- Objective
Repeat the material verbatim and drop the pictures.

- Dataset excerpts
###
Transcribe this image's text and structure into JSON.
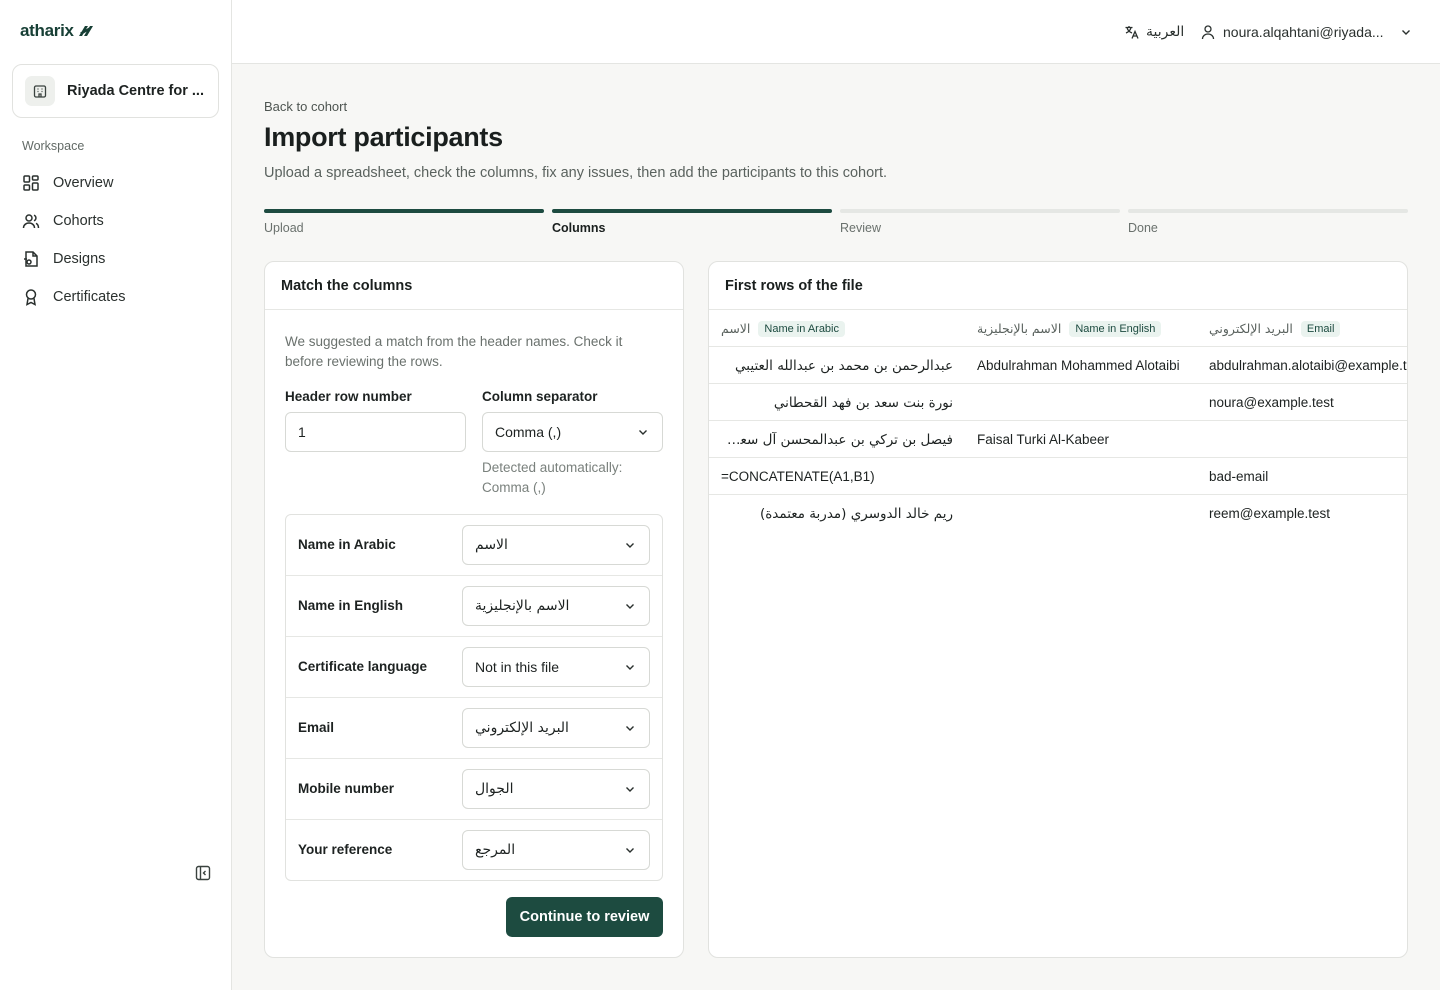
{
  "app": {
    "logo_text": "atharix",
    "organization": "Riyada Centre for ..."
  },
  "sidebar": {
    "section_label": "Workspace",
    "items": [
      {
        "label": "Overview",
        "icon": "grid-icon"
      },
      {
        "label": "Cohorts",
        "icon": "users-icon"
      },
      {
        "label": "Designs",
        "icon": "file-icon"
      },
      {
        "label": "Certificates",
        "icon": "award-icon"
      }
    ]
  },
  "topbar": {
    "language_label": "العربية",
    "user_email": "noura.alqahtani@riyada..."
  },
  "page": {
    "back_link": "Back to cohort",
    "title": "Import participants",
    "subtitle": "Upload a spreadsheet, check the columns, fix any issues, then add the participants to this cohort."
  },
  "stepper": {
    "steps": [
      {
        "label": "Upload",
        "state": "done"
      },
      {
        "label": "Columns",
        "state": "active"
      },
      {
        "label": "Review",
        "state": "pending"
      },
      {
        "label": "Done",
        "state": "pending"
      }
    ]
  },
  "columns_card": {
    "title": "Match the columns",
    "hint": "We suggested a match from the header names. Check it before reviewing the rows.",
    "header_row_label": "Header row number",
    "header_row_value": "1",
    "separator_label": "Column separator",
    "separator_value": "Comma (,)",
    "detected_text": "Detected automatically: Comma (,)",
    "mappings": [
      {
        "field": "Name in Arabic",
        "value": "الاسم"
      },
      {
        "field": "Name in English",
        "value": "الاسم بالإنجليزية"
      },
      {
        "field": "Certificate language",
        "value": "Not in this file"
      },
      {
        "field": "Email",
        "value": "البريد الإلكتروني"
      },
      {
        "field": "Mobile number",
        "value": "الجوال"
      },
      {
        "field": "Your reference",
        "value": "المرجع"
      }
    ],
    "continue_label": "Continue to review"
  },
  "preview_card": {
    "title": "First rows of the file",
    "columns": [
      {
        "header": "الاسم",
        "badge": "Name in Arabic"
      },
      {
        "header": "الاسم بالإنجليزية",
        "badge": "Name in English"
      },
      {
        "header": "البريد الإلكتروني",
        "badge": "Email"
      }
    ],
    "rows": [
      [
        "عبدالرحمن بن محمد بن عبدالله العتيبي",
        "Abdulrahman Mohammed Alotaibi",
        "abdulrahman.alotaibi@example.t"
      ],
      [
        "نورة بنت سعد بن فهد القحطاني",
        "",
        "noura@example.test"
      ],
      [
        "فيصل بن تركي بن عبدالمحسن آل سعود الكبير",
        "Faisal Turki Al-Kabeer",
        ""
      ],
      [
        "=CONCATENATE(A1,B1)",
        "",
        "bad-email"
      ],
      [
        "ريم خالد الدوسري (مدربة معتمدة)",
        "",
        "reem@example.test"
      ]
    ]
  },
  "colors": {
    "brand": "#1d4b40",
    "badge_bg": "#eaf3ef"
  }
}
###
- Task output
Transcribe this image's text and structure into JSON.
{
  "app": {
    "logo_text": "atharix",
    "organization": "Riyada Centre for ..."
  },
  "sidebar": {
    "section_label": "Workspace",
    "items": [
      {
        "label": "Overview",
        "icon": "grid-icon"
      },
      {
        "label": "Cohorts",
        "icon": "users-icon"
      },
      {
        "label": "Designs",
        "icon": "file-icon"
      },
      {
        "label": "Certificates",
        "icon": "award-icon"
      }
    ]
  },
  "topbar": {
    "language_label": "العربية",
    "user_email": "noura.alqahtani@riyada..."
  },
  "page": {
    "back_link": "Back to cohort",
    "title": "Import participants",
    "subtitle": "Upload a spreadsheet, check the columns, fix any issues, then add the participants to this cohort."
  },
  "stepper": {
    "steps": [
      {
        "label": "Upload",
        "state": "done"
      },
      {
        "label": "Columns",
        "state": "active"
      },
      {
        "label": "Review",
        "state": "pending"
      },
      {
        "label": "Done",
        "state": "pending"
      }
    ]
  },
  "columns_card": {
    "title": "Match the columns",
    "hint": "We suggested a match from the header names. Check it before reviewing the rows.",
    "header_row_label": "Header row number",
    "header_row_value": "1",
    "separator_label": "Column separator",
    "separator_value": "Comma (,)",
    "detected_text": "Detected automatically: Comma (,)",
    "mappings": [
      {
        "field": "Name in Arabic",
        "value": "الاسم"
      },
      {
        "field": "Name in English",
        "value": "الاسم بالإنجليزية"
      },
      {
        "field": "Certificate language",
        "value": "Not in this file"
      },
      {
        "field": "Email",
        "value": "البريد الإلكتروني"
      },
      {
        "field": "Mobile number",
        "value": "الجوال"
      },
      {
        "field": "Your reference",
        "value": "المرجع"
      }
    ],
    "continue_label": "Continue to review"
  },
  "preview_card": {
    "title": "First rows of the file",
    "columns": [
      {
        "header": "الاسم",
        "badge": "Name in Arabic"
      },
      {
        "header": "الاسم بالإنجليزية",
        "badge": "Name in English"
      },
      {
        "header": "البريد الإلكتروني",
        "badge": "Email"
      }
    ],
    "rows": [
      [
        "عبدالرحمن بن محمد بن عبدالله العتيبي",
        "Abdulrahman Mohammed Alotaibi",
        "abdulrahman.alotaibi@example.t"
      ],
      [
        "نورة بنت سعد بن فهد القحطاني",
        "",
        "noura@example.test"
      ],
      [
        "فيصل بن تركي بن عبدالمحسن آل سعود الكبير",
        "Faisal Turki Al-Kabeer",
        ""
      ],
      [
        "=CONCATENATE(A1,B1)",
        "",
        "bad-email"
      ],
      [
        "ريم خالد الدوسري (مدربة معتمدة)",
        "",
        "reem@example.test"
      ]
    ]
  },
  "colors": {
    "brand": "#1d4b40",
    "badge_bg": "#eaf3ef"
  }
}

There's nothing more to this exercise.